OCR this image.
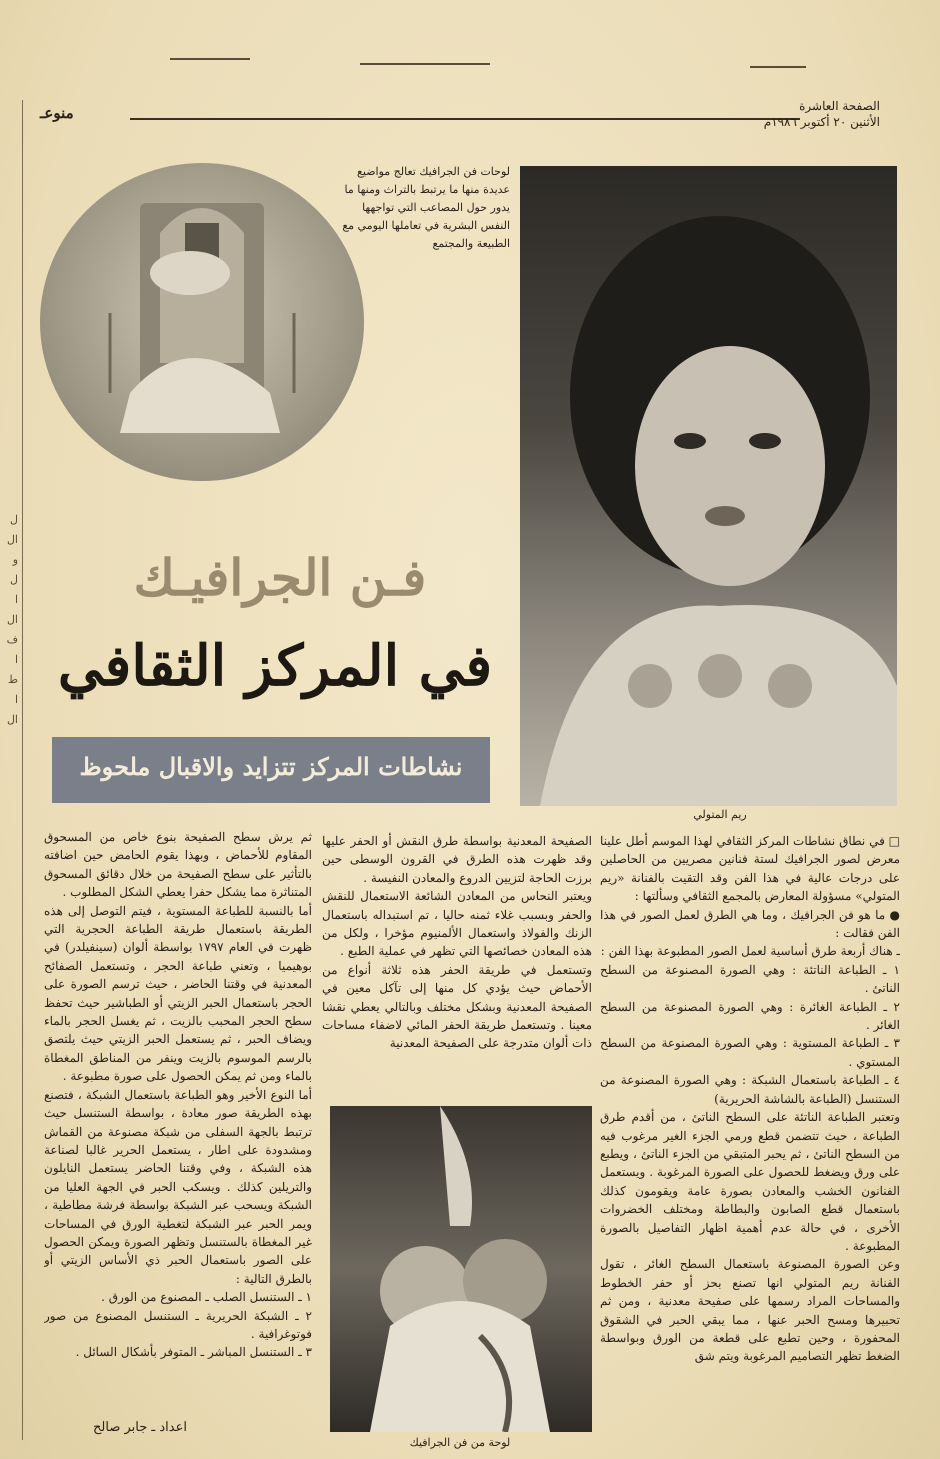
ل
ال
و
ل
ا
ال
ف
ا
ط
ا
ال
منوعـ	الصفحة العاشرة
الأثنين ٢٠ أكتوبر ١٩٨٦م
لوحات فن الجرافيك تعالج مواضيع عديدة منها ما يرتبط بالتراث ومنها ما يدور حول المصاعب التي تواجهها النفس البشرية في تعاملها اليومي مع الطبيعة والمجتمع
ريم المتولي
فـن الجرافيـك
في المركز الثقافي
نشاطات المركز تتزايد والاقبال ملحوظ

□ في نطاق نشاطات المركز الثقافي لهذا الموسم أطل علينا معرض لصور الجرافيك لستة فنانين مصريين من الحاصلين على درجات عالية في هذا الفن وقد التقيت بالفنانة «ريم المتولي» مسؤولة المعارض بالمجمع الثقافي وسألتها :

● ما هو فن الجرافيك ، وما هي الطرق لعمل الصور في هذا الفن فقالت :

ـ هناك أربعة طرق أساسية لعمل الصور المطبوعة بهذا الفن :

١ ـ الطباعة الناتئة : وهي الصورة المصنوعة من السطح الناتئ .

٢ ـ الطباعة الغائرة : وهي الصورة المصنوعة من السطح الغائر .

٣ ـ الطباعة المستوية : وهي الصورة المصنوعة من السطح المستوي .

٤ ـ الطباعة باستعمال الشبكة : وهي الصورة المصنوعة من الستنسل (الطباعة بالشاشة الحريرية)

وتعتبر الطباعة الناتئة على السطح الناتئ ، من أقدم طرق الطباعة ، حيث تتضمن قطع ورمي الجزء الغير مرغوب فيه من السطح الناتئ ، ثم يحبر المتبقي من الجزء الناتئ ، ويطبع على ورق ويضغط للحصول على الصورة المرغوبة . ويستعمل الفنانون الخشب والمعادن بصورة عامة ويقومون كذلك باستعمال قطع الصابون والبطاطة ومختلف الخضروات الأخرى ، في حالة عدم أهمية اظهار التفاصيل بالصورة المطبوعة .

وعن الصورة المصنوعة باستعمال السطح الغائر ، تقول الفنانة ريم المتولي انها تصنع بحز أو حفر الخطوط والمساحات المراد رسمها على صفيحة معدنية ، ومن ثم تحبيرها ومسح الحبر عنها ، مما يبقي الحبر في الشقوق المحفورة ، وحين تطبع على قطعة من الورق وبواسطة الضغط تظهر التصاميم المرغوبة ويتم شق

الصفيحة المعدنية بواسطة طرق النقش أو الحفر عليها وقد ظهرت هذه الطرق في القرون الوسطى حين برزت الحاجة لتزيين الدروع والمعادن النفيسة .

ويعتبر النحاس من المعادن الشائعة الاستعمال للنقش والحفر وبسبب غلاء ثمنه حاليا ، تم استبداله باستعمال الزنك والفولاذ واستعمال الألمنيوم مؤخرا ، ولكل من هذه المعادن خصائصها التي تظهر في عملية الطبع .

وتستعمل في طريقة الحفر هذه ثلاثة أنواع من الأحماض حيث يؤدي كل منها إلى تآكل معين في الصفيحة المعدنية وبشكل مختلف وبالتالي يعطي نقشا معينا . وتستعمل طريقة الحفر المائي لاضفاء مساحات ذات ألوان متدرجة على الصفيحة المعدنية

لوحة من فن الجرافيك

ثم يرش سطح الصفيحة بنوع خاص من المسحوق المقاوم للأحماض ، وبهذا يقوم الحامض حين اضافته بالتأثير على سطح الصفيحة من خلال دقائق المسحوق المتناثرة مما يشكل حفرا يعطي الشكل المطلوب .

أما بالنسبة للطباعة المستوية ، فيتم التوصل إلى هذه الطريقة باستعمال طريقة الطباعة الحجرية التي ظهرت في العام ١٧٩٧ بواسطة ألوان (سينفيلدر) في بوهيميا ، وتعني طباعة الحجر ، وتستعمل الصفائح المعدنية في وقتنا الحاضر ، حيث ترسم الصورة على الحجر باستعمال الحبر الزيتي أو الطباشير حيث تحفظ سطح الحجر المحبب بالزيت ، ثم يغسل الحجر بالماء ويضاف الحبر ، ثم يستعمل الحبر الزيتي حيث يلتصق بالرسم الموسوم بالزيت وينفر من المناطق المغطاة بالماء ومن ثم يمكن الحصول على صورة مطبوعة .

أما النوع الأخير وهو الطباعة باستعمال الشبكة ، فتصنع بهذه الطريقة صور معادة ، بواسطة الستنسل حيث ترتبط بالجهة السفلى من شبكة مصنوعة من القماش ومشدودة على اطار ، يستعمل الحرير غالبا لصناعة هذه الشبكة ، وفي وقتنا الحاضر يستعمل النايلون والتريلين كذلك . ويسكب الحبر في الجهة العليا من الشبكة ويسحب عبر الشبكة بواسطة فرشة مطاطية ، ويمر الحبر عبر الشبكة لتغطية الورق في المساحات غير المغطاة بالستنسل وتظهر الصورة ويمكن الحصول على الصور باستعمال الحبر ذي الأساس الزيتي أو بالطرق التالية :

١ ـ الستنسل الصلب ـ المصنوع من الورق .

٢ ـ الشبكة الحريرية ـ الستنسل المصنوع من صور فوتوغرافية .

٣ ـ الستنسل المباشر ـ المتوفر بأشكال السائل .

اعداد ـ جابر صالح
--*--
■ YOUR INSTRUCTIONS:
In the entries above, find lines with "لعمل" and copy each.

■ OUTPUT OF THE TASK:
● ما هو فن الجرافيك ، وما هي الطرق لعمل الصور في هذا الفن فقالت :
ـ هناك أربعة طرق أساسية لعمل الصور المطبوعة بهذا الفن :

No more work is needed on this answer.